DATA SHOWN
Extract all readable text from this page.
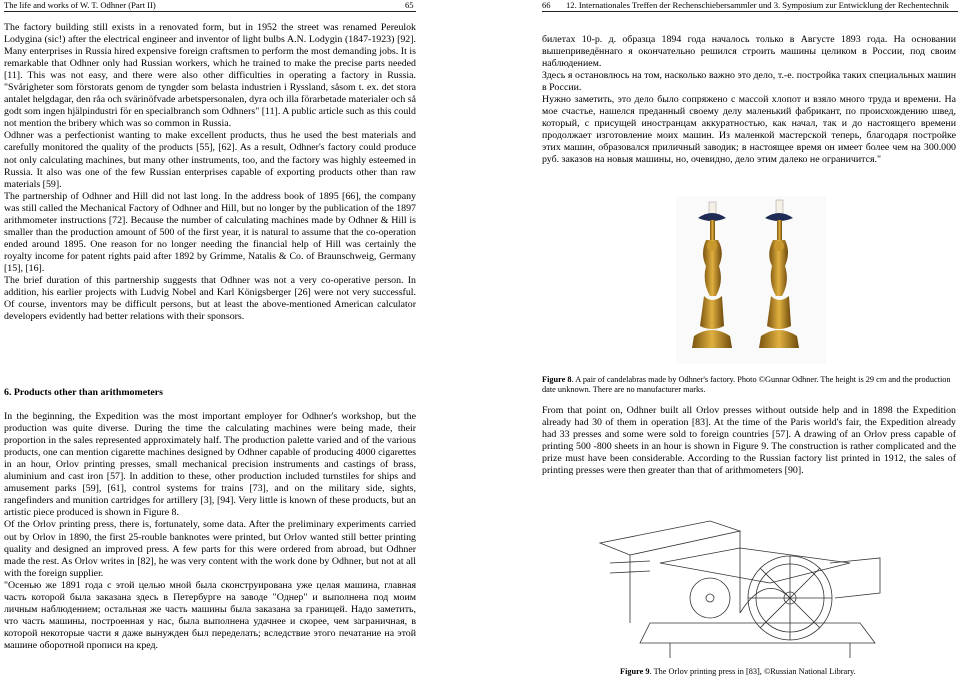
The life and works of W. T. Odhner (Part II)	65	66 12. Internationales Treffen der Rechenschiebersammler und 3. Symposium zur Entwicklung der Rechentechnik

The factory building still exists in a renovated form, but in 1952 the street was renamed Pereulok Lodygina (sic!) after the electrical engineer and inventor of light bulbs A.N. Lodygin (1847-1923) [92]. Many enterprises in Russia hired expensive foreign craftsmen to perform the most demanding jobs. It is remarkable that Odhner only had Russian workers, which he trained to make the precise parts needed [11]. This was not easy, and there were also other difficulties in operating a factory in Russia. "Svårigheter som förstorats genom de tyngder som belasta industrien i Ryssland, såsom t. ex. det stora antalet helgdagar, den råa och svärinöfvade arbetspersonalen, dyra och illa förarbetade materialer och så godt som ingen hjälpindustri för en specialbranch som Odhners" [11]. A public article such as this could not mention the bribery which was so common in Russia.

Odhner was a perfectionist wanting to make excellent products, thus he used the best materials and carefully monitored the quality of the products [55], [62]. As a result, Odhner's factory could produce not only calculating machines, but many other instruments, too, and the factory was highly esteemed in Russia. It also was one of the few Russian enterprises capable of exporting products other than raw materials [59].

The partnership of Odhner and Hill did not last long. In the address book of 1895 [66], the company was still called the Mechanical Factory of Odhner and Hill, but no longer by the publication of the 1897 arithmometer instructions [72]. Because the number of calculating machines made by Odhner & Hill is smaller than the production amount of 500 of the first year, it is natural to assume that the co-operation ended around 1895. One reason for no longer needing the financial help of Hill was certainly the royalty income for patent rights paid after 1892 by Grimme, Natalis & Co. of Braunschweig, Germany [15], [16].

The brief duration of this partnership suggests that Odhner was not a very co-operative person. In addition, his earlier projects with Ludvig Nobel and Karl Königsberger [26] were not very successful. Of course, inventors may be difficult persons, but at least the above-mentioned American calculator developers evidently had better relations with their sponsors.

6. Products other than arithmometers

In the beginning, the Expedition was the most important employer for Odhner's workshop, but the production was quite diverse. During the time the calculating machines were being made, their proportion in the sales represented approximately half. The production palette varied and of the various products, one can mention cigarette machines designed by Odhner capable of producing 4000 cigarettes in an hour, Orlov printing presses, small mechanical precision instruments and castings of brass, aluminium and cast iron [57]. In addition to these, other production included turnstiles for ships and amusement parks [59], [61], control systems for trains [73], and on the military side, sights, rangefinders and munition cartridges for artillery [3], [94]. Very little is known of these products, but an artistic piece produced is shown in Figure 8.

Of the Orlov printing press, there is, fortunately, some data. After the preliminary experiments carried out by Orlov in 1890, the first 25-rouble banknotes were printed, but Orlov wanted still better printing quality and designed an improved press. A few parts for this were ordered from abroad, but Odhner made the rest. As Orlov writes in [82], he was very content with the work done by Odhner, but not at all with the foreign supplier.

"Осенью же 1891 года с этой целью мной была сконструирована уже целая машина, главная часть которой была заказана здесь в Петербурге на заводе "Однер" и выполнена под моим личным наблюдением; остальная же часть машины была заказана за границей. Надо заметить, что часть машины, построенная у нас, была выполнена удачнее и скорее, чем заграничная, в которой некоторые части я даже вынужден был переделать; вследствие этого печатание на этой машине оборотной прописи на кред.

билетах 10-р. д. образца 1894 года началось только в Августе 1893 года. На основании вышеприведённаго я окончательно решился строить машины целиком в России, под своим наблюдением.

Здесь я остановлюсь на том, насколько важно это дело, т.-е. постройка таких специальных машин в России.

Нужно заметить, это дело было сопряжено с массой хлопот и взяло много труда и времени. На мое счастье, нашелся преданный своему делу маленький фабрикант, по происхождению швед, который, с присущей иностранцам аккуратностью, как начал, так и до настоящего времени продолжает изготовление моих машин. Из маленкой мастерской теперь, благодаря постройке этих машин, образовался приличный заводик; в настоящее время он имеет более чем на 300.000 руб. заказов на новыя машины, но, очевидно, дело этим далеко не ограничится."

Figure 8. A pair of candelabras made by Odhner's factory. Photo ©Gunnar Odhner. The height is 29 cm and the production date unknown. There are no manufacturer marks.

From that point on, Odhner built all Orlov presses without outside help and in 1898 the Expedition already had 30 of them in operation [83]. At the time of the Paris world's fair, the Expedition already had 33 presses and some were sold to foreign countries [57]. A drawing of an Orlov press capable of printing 500 -800 sheets in an hour is shown in Figure 9. The construction is rather complicated and the prize must have been considerable. According to the Russian factory list printed in 1912, the sales of printing presses were then greater than that of arithmometers [90].

Figure 9. The Orlov printing press in [83], ©Russian National Library.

WHAT TO WORK ON
Could you write out the whole listing exactly, dropping the pictures?

RESPONSE TO THE TASK
Extract all readable text from this page.
The life and works of W. T. Odhner (Part II)	65	66 12. Internationales Treffen der Rechenschiebersammler und 3. Symposium zur Entwicklung der Rechentechnik

The factory building still exists in a renovated form, but in 1952 the street was renamed Pereulok Lodygina (sic!) after the electrical engineer and inventor of light bulbs A.N. Lodygin (1847-1923) [92]. Many enterprises in Russia hired expensive foreign craftsmen to perform the most demanding jobs. It is remarkable that Odhner only had Russian workers, which he trained to make the precise parts needed [11]. This was not easy, and there were also other difficulties in operating a factory in Russia. "Svårigheter som förstorats genom de tyngder som belasta industrien i Ryssland, såsom t. ex. det stora antalet helgdagar, den råa och svärinöfvade arbetspersonalen, dyra och illa förarbetade materialer och så godt som ingen hjälpindustri för en specialbranch som Odhners" [11]. A public article such as this could not mention the bribery which was so common in Russia.

Odhner was a perfectionist wanting to make excellent products, thus he used the best materials and carefully monitored the quality of the products [55], [62]. As a result, Odhner's factory could produce not only calculating machines, but many other instruments, too, and the factory was highly esteemed in Russia. It also was one of the few Russian enterprises capable of exporting products other than raw materials [59].

The partnership of Odhner and Hill did not last long. In the address book of 1895 [66], the company was still called the Mechanical Factory of Odhner and Hill, but no longer by the publication of the 1897 arithmometer instructions [72]. Because the number of calculating machines made by Odhner & Hill is smaller than the production amount of 500 of the first year, it is natural to assume that the co-operation ended around 1895. One reason for no longer needing the financial help of Hill was certainly the royalty income for patent rights paid after 1892 by Grimme, Natalis & Co. of Braunschweig, Germany [15], [16].

The brief duration of this partnership suggests that Odhner was not a very co-operative person. In addition, his earlier projects with Ludvig Nobel and Karl Königsberger [26] were not very successful. Of course, inventors may be difficult persons, but at least the above-mentioned American calculator developers evidently had better relations with their sponsors.

6. Products other than arithmometers

In the beginning, the Expedition was the most important employer for Odhner's workshop, but the production was quite diverse. During the time the calculating machines were being made, their proportion in the sales represented approximately half. The production palette varied and of the various products, one can mention cigarette machines designed by Odhner capable of producing 4000 cigarettes in an hour, Orlov printing presses, small mechanical precision instruments and castings of brass, aluminium and cast iron [57]. In addition to these, other production included turnstiles for ships and amusement parks [59], [61], control systems for trains [73], and on the military side, sights, rangefinders and munition cartridges for artillery [3], [94]. Very little is known of these products, but an artistic piece produced is shown in Figure 8.

Of the Orlov printing press, there is, fortunately, some data. After the preliminary experiments carried out by Orlov in 1890, the first 25-rouble banknotes were printed, but Orlov wanted still better printing quality and designed an improved press. A few parts for this were ordered from abroad, but Odhner made the rest. As Orlov writes in [82], he was very content with the work done by Odhner, but not at all with the foreign supplier.

"Осенью же 1891 года с этой целью мной была сконструирована уже целая машина, главная часть которой была заказана здесь в Петербурге на заводе "Однер" и выполнена под моим личным наблюдением; остальная же часть машины была заказана за границей. Надо заметить, что часть машины, построенная у нас, была выполнена удачнее и скорее, чем заграничная, в которой некоторые части я даже вынужден был переделать; вследствие этого печатание на этой машине оборотной прописи на кред.

билетах 10-р. д. образца 1894 года началось только в Августе 1893 года. На основании вышеприведённаго я окончательно решился строить машины целиком в России, под своим наблюдением.

Здесь я остановлюсь на том, насколько важно это дело, т.-е. постройка таких специальных машин в России.

Нужно заметить, это дело было сопряжено с массой хлопот и взяло много труда и времени. На мое счастье, нашелся преданный своему делу маленький фабрикант, по происхождению швед, который, с присущей иностранцам аккуратностью, как начал, так и до настоящего времени продолжает изготовление моих машин. Из маленкой мастерской теперь, благодаря постройке этих машин, образовался приличный заводик; в настоящее время он имеет более чем на 300.000 руб. заказов на новыя машины, но, очевидно, дело этим далеко не ограничится."

Figure 8. A pair of candelabras made by Odhner's factory. Photo ©Gunnar Odhner. The height is 29 cm and the production date unknown. There are no manufacturer marks.

From that point on, Odhner built all Orlov presses without outside help and in 1898 the Expedition already had 30 of them in operation [83]. At the time of the Paris world's fair, the Expedition already had 33 presses and some were sold to foreign countries [57]. A drawing of an Orlov press capable of printing 500 -800 sheets in an hour is shown in Figure 9. The construction is rather complicated and the prize must have been considerable. According to the Russian factory list printed in 1912, the sales of printing presses were then greater than that of arithmometers [90].

Figure 9. The Orlov printing press in [83], ©Russian National Library.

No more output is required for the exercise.